**YOUR OBJECTIVE**
Set down exactly the lines running from the line with "Transcribe the text in this document." to the end of the listing below, both ends included.

═══ DATA TO USE ═══

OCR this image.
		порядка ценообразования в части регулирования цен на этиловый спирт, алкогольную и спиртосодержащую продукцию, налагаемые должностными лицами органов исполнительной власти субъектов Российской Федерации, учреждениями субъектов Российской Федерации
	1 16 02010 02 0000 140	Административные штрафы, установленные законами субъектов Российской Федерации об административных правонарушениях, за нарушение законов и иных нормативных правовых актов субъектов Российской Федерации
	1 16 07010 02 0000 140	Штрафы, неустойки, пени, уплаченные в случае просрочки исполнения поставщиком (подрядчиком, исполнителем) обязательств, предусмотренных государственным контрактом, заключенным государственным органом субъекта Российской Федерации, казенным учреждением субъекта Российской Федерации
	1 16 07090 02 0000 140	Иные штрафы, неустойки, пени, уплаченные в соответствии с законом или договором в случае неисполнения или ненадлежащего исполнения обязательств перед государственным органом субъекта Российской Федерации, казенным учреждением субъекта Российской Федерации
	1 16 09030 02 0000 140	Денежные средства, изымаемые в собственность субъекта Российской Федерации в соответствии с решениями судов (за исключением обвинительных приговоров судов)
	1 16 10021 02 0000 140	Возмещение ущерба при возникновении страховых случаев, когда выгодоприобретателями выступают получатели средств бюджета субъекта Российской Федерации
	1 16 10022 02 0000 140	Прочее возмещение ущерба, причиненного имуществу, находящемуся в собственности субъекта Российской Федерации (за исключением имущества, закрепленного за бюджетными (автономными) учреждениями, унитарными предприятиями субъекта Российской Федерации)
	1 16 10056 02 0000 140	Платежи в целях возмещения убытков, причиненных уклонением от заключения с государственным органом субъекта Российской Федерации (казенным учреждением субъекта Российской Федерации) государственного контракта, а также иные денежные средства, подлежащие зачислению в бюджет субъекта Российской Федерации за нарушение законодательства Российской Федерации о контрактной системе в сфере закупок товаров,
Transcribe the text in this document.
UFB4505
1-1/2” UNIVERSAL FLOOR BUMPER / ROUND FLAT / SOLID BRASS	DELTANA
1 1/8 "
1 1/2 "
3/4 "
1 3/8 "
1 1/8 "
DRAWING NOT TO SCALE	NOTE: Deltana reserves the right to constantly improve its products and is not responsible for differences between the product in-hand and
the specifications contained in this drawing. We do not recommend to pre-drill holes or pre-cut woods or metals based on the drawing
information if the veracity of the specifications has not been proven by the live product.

═══

**WRITTEN RESPONSE**
Transcribe the text in this document.
UFB4505
1-1/2” UNIVERSAL FLOOR BUMPER / ROUND FLAT / SOLID BRASS	DELTANA
1 1/8 "
1 1/2 "
3/4 "
1 3/8 "
1 1/8 "
DRAWING NOT TO SCALE	NOTE: Deltana reserves the right to constantly improve its products and is not responsible for differences between the product in-hand and
the specifications contained in this drawing. We do not recommend to pre-drill holes or pre-cut woods or metals based on the drawing
information if the veracity of the specifications has not been proven by the live product.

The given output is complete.